---------- Listing ----------

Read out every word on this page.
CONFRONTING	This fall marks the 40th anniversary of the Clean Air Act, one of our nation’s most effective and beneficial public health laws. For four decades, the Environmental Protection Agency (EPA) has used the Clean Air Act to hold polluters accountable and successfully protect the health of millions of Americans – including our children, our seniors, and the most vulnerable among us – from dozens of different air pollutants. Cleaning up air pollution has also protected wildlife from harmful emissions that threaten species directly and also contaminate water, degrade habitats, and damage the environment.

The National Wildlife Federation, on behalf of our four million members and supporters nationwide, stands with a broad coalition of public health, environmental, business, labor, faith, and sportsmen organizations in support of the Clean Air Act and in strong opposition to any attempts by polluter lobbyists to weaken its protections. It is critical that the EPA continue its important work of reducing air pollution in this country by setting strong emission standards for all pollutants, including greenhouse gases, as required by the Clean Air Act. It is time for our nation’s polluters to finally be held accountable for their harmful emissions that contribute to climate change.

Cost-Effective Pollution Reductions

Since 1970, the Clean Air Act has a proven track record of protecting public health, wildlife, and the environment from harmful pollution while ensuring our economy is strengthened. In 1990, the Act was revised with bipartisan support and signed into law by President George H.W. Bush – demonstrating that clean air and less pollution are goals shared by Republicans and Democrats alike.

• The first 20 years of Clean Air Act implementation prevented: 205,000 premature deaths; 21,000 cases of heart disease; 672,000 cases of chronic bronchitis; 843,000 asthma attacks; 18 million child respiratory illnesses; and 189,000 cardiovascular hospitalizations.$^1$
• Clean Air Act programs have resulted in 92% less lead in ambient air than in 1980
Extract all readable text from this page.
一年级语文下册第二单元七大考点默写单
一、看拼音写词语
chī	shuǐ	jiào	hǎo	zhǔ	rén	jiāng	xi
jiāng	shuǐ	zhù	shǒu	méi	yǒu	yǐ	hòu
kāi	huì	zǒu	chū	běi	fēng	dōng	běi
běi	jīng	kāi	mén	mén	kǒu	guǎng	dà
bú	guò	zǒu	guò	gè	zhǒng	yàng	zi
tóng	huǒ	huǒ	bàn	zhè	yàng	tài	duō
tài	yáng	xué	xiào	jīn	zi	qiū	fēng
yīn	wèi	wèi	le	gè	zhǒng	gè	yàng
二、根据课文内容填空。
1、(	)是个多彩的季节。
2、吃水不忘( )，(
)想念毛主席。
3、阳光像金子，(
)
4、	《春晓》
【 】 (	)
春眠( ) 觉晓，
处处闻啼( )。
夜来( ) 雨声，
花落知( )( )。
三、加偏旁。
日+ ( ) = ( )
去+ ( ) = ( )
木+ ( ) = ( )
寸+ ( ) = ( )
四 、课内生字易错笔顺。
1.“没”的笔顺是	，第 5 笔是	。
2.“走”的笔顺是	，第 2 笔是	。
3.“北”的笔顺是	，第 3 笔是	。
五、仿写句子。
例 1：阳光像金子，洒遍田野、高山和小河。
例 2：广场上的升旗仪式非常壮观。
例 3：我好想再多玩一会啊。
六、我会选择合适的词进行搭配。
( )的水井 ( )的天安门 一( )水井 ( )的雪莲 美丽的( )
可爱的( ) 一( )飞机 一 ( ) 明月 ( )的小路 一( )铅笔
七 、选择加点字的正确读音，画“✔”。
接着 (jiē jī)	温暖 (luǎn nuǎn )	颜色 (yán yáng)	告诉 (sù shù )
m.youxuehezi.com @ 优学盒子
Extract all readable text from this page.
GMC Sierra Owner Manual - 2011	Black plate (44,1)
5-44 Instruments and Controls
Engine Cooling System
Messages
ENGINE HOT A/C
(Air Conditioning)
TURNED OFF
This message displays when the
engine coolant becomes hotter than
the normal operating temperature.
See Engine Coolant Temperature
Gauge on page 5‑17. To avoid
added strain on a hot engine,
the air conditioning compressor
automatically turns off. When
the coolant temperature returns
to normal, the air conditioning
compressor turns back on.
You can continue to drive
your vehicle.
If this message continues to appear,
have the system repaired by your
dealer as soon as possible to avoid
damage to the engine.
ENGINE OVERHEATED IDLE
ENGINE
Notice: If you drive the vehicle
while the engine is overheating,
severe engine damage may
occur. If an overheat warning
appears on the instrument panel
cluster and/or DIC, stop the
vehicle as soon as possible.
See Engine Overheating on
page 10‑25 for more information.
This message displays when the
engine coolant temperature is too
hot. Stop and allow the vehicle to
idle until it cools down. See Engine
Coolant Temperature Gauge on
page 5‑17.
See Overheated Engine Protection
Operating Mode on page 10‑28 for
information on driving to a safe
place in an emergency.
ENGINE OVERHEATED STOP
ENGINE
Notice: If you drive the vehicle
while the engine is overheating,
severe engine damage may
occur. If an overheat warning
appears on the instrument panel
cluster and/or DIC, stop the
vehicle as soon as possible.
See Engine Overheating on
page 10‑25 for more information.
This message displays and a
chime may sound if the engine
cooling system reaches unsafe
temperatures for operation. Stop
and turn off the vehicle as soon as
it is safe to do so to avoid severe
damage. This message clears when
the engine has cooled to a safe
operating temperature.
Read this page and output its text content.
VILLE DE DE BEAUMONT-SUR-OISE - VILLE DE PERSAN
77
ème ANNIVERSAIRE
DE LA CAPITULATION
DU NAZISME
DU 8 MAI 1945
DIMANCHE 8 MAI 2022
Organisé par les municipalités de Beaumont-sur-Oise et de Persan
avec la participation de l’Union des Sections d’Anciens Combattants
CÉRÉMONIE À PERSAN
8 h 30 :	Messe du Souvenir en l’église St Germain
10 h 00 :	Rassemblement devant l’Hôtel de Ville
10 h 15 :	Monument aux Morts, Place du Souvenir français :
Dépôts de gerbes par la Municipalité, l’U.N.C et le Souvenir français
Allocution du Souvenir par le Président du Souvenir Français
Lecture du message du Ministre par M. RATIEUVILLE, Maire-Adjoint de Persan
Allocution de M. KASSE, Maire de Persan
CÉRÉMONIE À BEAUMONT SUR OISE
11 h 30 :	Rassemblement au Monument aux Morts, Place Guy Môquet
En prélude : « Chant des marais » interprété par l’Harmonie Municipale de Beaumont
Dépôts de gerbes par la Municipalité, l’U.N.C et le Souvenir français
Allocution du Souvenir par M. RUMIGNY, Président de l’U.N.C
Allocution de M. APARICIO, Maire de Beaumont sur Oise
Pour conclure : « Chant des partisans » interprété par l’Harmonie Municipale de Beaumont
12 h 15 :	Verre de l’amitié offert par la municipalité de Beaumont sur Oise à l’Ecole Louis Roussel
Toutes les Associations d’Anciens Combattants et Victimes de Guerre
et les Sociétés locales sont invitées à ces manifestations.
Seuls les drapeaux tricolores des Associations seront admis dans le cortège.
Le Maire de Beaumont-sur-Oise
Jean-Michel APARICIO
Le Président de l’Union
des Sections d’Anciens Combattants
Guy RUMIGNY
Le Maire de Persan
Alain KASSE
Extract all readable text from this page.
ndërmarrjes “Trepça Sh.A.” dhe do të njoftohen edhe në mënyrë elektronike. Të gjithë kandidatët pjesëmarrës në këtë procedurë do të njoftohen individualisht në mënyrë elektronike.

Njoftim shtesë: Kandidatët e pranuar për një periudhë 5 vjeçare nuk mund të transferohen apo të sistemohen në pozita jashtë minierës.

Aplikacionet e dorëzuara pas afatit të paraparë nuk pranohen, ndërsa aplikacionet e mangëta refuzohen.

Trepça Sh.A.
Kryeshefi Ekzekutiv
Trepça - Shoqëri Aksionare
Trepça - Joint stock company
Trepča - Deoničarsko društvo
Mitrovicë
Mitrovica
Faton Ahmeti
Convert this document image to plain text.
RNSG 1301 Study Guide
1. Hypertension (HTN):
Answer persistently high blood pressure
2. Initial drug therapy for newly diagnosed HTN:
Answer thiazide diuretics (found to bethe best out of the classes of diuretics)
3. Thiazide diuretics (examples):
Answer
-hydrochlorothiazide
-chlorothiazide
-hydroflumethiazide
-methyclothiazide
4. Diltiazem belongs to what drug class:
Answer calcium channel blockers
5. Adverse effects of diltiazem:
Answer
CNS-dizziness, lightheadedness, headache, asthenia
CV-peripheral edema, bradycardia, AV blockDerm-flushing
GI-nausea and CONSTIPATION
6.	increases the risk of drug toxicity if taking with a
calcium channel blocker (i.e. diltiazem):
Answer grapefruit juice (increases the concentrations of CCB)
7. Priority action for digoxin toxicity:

----------

__Your objective__: Review the material and copy each line in which the word "jiāng" appears.

__Completed task__:
chī	shuǐ	jiào	hǎo	zhǔ	rén	jiāng	xi
jiāng	shuǐ	zhù	shǒu	méi	yǒu	yǐ	hòu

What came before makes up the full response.